Work to complete — Copy every record below exactly as written, but leave out the pictures.

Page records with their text
===============
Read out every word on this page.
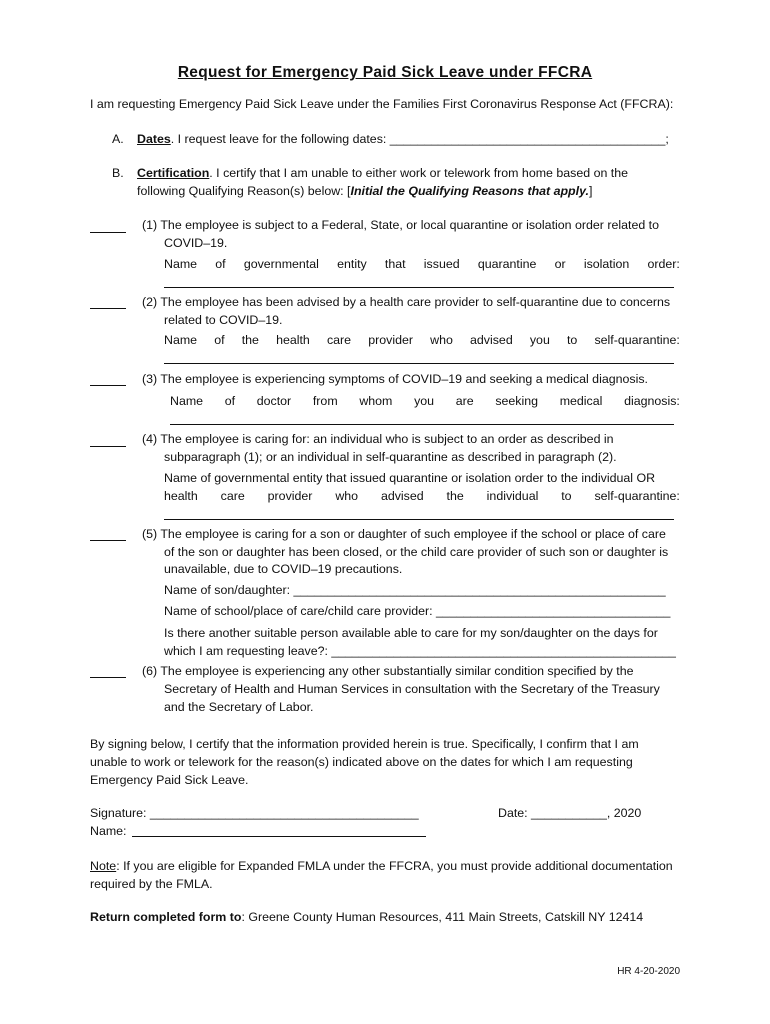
Request for Emergency Paid Sick Leave under FFCRA
I am requesting Emergency Paid Sick Leave under the Families First Coronavirus Response Act (FFCRA):
A. Dates. I request leave for the following dates: ________________________________________;
B. Certification. I certify that I am unable to either work or telework from home based on the
following Qualifying Reason(s) below: [Initial the Qualifying Reasons that apply.]
(1) The employee is subject to a Federal, State, or local quarantine or isolation order related to
COVID–19.
Name of governmental entity that issued quarantine or isolation order:
(2) The employee has been advised by a health care provider to self-quarantine due to concerns
related to COVID–19.
Name of the health care provider who advised you to self-quarantine:
(3) The employee is experiencing symptoms of COVID–19 and seeking a medical diagnosis.
Name of doctor from whom you are seeking medical diagnosis:
(4) The employee is caring for: an individual who is subject to an order as described in
subparagraph (1); or an individual in self-quarantine as described in paragraph (2).
Name of governmental entity that issued quarantine or isolation order to the individual OR
health care provider who advised the individual to self-quarantine:
(5) The employee is caring for a son or daughter of such employee if the school or place of care
of the son or daughter has been closed, or the child care provider of such son or daughter is
unavailable, due to COVID–19 precautions.
Name of son/daughter: ______________________________________________________
Name of school/place of care/child care provider: __________________________________
Is there another suitable person available able to care for my son/daughter on the days for
which I am requesting leave?: __________________________________________________
(6) The employee is experiencing any other substantially similar condition specified by the
Secretary of Health and Human Services in consultation with the Secretary of the Treasury
and the Secretary of Labor.
By signing below, I certify that the information provided herein is true. Specifically, I confirm that I am
unable to work or telework for the reason(s) indicated above on the dates for which I am requesting
Emergency Paid Sick Leave.
Signature: _______________________________________	Date: ___________, 2020
Name:
Note: If you are eligible for Expanded FMLA under the FFCRA, you must provide additional documentation
required by the FMLA.
Return completed form to: Greene County Human Resources, 411 Main Streets, Catskill NY 12414
HR 4-20-2020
===============
Solved problem —
Read out every word on this page.
Request for Emergency Paid Sick Leave under FFCRA
I am requesting Emergency Paid Sick Leave under the Families First Coronavirus Response Act (FFCRA):
A. Dates. I request leave for the following dates: ________________________________________;
B. Certification. I certify that I am unable to either work or telework from home based on the
following Qualifying Reason(s) below: [Initial the Qualifying Reasons that apply.]
(1) The employee is subject to a Federal, State, or local quarantine or isolation order related to
COVID–19.
Name of governmental entity that issued quarantine or isolation order:
(2) The employee has been advised by a health care provider to self-quarantine due to concerns
related to COVID–19.
Name of the health care provider who advised you to self-quarantine:
(3) The employee is experiencing symptoms of COVID–19 and seeking a medical diagnosis.
Name of doctor from whom you are seeking medical diagnosis:
(4) The employee is caring for: an individual who is subject to an order as described in
subparagraph (1); or an individual in self-quarantine as described in paragraph (2).
Name of governmental entity that issued quarantine or isolation order to the individual OR
health care provider who advised the individual to self-quarantine:
(5) The employee is caring for a son or daughter of such employee if the school or place of care
of the son or daughter has been closed, or the child care provider of such son or daughter is
unavailable, due to COVID–19 precautions.
Name of son/daughter: ______________________________________________________
Name of school/place of care/child care provider: __________________________________
Is there another suitable person available able to care for my son/daughter on the days for
which I am requesting leave?: __________________________________________________
(6) The employee is experiencing any other substantially similar condition specified by the
Secretary of Health and Human Services in consultation with the Secretary of the Treasury
and the Secretary of Labor.
By signing below, I certify that the information provided herein is true. Specifically, I confirm that I am
unable to work or telework for the reason(s) indicated above on the dates for which I am requesting
Emergency Paid Sick Leave.
Signature: _______________________________________	Date: ___________, 2020
Name:
Note: If you are eligible for Expanded FMLA under the FFCRA, you must provide additional documentation
required by the FMLA.
Return completed form to: Greene County Human Resources, 411 Main Streets, Catskill NY 12414
HR 4-20-2020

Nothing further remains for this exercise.